* **Texte cité**
....

Depuis quelques années, la question des prisons est devenue un sujet politique sensible. Alors
que les règles pénitentiaires européennes consacrent les droits fondamentaux des personnes
détenues, la France devait rattraper son retard au regard de ces normes nouvelles.
Mais alors que chaque Gouvernement a voulu s’approprier ce sujet en multipliant les interventions législatives et que plusieurs
projets de loi pénitentiaire ont été déposés, aucun d’entre eux n’a encore abouti à la promulgation d’un texte.

Le monde carcéral attendait donc une clarification du droit applicable en prison. C’est dans ce contexte que le 28 juillet 2008,
la Garde des Sceaux a présenté en Conseil des Ministres un nouveau projet de loi. Bien qu’attendu et réclamé par les professionnels,
ce texte apparaît décevant à bien des égards. Il ne semble en effet garantir ni lisibilité satisfaisante du droit des prisons,
ni effectivité des droits des personnes détenues.
Un projet de loi décevant

L’un des objectifs du projet de loi est de remettre de l’ordre dans notre système normatif.

Aujourd’hui, les règles pénitentiaires
sont majoritairement traitées par voie réglementaire, c’est-à-dire par décision du Gouvernement, alors que certaines d’entre
elles relèvent de la compétence de la loi et devraient être votées par le Parlement.

À la lecture du projet de loi, on constate cependant qu’il est encore procédé à de nombreux renvois aux décrets. À titre
d’exemple, le régime disciplinaire en détention sera encore massivement régi par voie réglementaire, l’article 53 du projet de
loi se contentant de poser trois principes généraux : classement des fautes selon leur nature et leur gravité, quantum maximum
des sanctions d’encellulement disciplinaire et droit à l’assistance d’un avocat devant la commission de discipline.

Le Conseil Constitutionnel considère que les règles du droit pénal doivent également être appliquées au pouvoir de sanction
exercé par l’administration. Parmi elles : le principe de légalité des délits et des peines. Celui-ci préconise qu’on ne peut être
condamné à une sanction et pour une infraction que si l’une et l’autre sont prévues par un texte législatif. L’application de ce
principe permet d’éviter de laisser une trop grande latitude à l’administration qui ne peut punir que conformément à un texte
voté par le Parlement.

De même, ce nouveau texte n’apportera pas de changement dans la confusion des règles applicables aux personnes incarcérées,
qui sont actuellement éparpillées au sein du code de procédure pénale. Il risque au demeurant de les disperser davantage,
puisque le Gouvernement a « choisi de ne pas alourdir (le code de procédure pénale) avec des dispositions relatives aux
droits des détenus ». Le titre Ier du projet de loi, relatif au service public pénitentiaire et à la condition de la personne détenue,
n’y sera donc pas inséré.

Cette décision aura pour conséquence d’éparpiller un peu plus les règles applicables en prison. Elle laisse également sousentendre
la faible importance reconnue aux droits des personnes détenues.

....

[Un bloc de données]

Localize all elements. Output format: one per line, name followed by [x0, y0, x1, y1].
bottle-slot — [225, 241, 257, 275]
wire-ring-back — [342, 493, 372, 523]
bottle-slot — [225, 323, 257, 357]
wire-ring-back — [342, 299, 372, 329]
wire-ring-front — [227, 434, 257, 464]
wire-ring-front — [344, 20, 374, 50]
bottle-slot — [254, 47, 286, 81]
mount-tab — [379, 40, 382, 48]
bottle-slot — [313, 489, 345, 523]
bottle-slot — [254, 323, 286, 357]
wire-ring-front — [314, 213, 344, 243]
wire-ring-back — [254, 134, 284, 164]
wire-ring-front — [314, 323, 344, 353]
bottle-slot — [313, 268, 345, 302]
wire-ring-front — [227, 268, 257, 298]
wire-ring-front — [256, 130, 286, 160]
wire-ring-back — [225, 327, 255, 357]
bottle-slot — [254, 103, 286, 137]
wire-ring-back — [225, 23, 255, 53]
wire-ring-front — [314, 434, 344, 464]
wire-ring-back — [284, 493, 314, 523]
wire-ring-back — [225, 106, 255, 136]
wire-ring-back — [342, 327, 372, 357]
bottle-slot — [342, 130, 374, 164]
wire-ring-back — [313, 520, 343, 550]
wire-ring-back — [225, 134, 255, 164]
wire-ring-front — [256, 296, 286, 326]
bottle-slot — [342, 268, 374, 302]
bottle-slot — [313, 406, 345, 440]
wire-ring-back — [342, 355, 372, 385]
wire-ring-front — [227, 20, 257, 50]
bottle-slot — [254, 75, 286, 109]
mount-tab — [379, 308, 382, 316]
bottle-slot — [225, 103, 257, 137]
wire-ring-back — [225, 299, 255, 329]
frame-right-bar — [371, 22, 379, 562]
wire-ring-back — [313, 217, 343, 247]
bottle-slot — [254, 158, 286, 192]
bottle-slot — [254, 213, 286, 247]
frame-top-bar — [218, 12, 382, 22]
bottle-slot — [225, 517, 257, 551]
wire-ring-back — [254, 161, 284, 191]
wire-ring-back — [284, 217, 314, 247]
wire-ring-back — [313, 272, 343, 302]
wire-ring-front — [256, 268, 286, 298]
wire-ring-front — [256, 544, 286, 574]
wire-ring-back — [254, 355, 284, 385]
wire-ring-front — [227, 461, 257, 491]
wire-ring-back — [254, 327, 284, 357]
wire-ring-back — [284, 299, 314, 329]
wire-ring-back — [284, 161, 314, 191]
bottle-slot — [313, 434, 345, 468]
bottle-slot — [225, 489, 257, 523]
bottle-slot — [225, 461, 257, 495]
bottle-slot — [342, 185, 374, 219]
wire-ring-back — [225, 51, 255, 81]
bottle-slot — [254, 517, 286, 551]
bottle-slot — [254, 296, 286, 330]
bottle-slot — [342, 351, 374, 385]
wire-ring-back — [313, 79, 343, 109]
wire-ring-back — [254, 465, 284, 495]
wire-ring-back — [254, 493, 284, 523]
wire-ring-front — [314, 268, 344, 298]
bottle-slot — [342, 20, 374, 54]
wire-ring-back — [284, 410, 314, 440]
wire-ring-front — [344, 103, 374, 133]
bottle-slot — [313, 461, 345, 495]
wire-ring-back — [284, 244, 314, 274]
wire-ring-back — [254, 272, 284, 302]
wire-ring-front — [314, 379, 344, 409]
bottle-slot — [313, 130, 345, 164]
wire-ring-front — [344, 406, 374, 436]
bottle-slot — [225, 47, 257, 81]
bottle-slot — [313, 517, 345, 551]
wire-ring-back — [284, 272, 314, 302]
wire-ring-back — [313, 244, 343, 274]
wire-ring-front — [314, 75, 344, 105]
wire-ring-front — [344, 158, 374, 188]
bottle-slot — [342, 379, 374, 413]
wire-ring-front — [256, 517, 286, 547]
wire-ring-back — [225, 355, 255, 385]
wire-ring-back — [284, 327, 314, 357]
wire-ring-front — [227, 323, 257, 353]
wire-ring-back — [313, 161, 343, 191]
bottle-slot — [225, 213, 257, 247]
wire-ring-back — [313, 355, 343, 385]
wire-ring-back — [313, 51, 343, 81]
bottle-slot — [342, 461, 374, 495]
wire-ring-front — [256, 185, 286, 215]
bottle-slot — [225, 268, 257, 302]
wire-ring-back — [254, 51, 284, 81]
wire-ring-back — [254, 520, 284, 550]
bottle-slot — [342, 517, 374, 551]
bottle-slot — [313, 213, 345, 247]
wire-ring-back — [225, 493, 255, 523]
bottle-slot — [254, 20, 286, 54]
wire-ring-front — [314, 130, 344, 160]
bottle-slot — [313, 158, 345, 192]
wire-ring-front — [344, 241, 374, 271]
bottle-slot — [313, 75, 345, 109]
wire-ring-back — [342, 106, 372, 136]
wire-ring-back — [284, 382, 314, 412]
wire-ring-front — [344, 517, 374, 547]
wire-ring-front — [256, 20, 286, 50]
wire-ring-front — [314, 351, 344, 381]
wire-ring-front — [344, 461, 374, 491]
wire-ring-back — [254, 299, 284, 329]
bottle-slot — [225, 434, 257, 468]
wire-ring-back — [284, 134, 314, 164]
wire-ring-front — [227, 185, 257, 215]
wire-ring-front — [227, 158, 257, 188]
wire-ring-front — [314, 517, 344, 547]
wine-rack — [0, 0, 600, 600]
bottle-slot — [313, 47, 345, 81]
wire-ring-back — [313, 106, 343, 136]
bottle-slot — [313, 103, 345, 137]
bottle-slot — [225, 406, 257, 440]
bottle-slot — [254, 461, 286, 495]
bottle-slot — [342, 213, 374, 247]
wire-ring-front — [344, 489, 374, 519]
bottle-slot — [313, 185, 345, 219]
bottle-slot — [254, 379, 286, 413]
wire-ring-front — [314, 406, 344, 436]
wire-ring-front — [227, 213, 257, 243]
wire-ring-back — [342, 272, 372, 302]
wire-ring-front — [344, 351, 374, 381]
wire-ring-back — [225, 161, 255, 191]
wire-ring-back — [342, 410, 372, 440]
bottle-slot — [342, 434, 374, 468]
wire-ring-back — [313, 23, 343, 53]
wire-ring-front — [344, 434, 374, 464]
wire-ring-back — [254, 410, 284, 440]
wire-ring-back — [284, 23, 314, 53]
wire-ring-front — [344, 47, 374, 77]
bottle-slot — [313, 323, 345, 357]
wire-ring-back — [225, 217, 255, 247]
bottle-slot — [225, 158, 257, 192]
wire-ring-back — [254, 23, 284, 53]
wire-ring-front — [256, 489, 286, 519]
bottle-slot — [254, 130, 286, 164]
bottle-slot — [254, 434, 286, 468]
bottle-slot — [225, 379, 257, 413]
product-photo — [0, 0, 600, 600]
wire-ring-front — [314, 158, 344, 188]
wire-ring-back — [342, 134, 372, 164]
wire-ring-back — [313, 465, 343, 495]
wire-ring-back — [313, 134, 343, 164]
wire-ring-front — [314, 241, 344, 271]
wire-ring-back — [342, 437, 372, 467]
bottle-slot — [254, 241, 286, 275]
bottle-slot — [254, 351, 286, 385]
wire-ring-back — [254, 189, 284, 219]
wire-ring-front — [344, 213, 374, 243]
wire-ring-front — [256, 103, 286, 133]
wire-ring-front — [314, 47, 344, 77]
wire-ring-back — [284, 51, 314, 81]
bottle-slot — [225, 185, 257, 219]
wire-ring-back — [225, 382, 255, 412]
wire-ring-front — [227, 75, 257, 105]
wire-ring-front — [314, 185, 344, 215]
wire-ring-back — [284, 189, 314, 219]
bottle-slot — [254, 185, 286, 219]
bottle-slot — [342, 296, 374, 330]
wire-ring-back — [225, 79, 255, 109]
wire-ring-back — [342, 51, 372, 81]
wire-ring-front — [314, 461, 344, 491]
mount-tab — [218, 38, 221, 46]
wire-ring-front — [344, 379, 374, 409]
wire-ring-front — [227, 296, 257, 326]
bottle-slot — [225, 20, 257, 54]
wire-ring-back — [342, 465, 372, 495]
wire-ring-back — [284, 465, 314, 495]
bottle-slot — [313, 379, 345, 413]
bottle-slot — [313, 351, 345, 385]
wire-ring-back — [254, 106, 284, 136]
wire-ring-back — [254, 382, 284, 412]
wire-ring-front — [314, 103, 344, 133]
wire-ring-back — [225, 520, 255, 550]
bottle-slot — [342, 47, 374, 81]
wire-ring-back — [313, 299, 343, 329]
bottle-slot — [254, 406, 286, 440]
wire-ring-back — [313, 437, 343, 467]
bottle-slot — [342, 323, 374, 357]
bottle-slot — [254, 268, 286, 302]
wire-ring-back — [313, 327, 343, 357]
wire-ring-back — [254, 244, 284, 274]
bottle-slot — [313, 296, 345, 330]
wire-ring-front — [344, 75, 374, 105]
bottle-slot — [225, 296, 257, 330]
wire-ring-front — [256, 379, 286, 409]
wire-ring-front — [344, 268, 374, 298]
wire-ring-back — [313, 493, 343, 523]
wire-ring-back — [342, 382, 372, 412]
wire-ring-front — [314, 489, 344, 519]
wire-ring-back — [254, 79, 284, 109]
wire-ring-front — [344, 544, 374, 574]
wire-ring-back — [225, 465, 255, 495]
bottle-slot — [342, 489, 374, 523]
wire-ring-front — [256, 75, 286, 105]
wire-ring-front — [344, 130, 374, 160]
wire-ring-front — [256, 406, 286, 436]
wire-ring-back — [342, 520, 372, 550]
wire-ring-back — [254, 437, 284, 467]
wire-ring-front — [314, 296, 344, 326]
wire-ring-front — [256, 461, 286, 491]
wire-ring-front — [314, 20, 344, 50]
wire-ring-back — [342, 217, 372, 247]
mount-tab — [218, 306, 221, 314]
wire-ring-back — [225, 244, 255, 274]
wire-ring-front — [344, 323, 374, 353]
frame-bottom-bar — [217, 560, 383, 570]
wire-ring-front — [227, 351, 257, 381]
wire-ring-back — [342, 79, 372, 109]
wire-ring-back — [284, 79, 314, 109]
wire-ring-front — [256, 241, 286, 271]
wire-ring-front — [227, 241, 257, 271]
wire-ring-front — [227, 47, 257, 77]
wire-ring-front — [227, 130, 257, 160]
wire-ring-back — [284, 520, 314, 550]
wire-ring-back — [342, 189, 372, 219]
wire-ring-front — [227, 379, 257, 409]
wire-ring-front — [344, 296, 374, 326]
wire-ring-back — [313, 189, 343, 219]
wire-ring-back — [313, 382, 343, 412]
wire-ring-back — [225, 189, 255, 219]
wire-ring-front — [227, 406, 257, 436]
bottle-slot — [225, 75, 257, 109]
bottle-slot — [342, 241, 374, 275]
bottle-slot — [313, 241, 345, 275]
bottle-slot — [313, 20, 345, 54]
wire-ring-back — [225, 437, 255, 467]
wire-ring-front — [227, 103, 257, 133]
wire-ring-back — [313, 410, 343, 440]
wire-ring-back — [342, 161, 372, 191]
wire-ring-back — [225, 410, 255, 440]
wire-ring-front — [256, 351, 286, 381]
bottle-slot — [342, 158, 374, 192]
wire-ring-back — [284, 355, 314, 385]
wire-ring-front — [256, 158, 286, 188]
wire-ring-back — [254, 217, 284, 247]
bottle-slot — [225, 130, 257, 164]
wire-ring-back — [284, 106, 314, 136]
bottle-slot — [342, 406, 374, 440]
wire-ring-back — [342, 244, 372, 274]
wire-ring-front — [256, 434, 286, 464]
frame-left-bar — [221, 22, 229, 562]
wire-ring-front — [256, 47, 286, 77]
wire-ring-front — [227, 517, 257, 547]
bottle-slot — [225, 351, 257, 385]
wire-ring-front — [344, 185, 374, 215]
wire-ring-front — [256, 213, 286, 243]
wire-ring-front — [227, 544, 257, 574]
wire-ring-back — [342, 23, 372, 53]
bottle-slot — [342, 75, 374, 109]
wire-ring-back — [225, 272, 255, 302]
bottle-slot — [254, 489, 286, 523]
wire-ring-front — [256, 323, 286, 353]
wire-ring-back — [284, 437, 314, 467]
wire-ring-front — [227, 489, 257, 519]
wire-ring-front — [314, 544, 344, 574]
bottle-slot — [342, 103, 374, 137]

....

* **Travail à faire**
**A.** Répondez aux questions suivantes à partir du texte sur le projet de loi pénitentiaire :
(i) À quelle date la Garde des Sceaux a-t-elle présenté le nouveau projet de loi en Conseil des Ministres ?
(ii) Quels sont les trois principes généraux posés par l'article 53 du projet de loi ?
(iii) Dans quel code le Gouvernement a-t-il choisi de ne pas insérer le titre Ier du projet de loi ?
**B.** Reprenez le texte sur le projet de loi pénitentiaire là où il s'arrête et rédigez-en la suite.

* **Réponses aux consignes**
**A.**
(i) Le 28 juillet 2008.
(ii) Le classement des fautes selon leur nature et leur gravité, le quantum maximum des sanctions d'encellulement disciplinaire et le droit à l'assistance d'un avocat devant la commission de discipline.
(iii) Le code de procédure pénale.

**B.**
Une importance toute relative accordée aux droits des personnes détenues

Alors que, conformément aux règles pénitentiaires européennes, la loi s’était donné pour objectif de « consacrer le principe
selon lequel la personne détenue conserve le bénéfice de ses droits », l’article 10 du projet ne prévoyait que les restrictions
dont pouvaient faire l’objet les droits des détenus. Grâce à un amendement du Sénat, l’affirmation du principe devrait être réintroduite
et l’administration pénitentiaire devrait avoir l’obligation de garantir « à tout détenu le respect des droits fondamentaux
inhérents à la personne », sans toutefois que le texte apporte une reconnaissance effective et concrète des droits de détenus.

Le projet de loi a ainsi gardé le silence sur l’absence de recours dont disposent les détenus contre certaines décisions prises à leur
encontre. Jusqu’au milieu des années 1990, les décisions de l’administration pénitentiaire étaient par nature insusceptibles de recours,
privant ainsi le détenu d’une possibilité de contrôle de ces décisions par le juge.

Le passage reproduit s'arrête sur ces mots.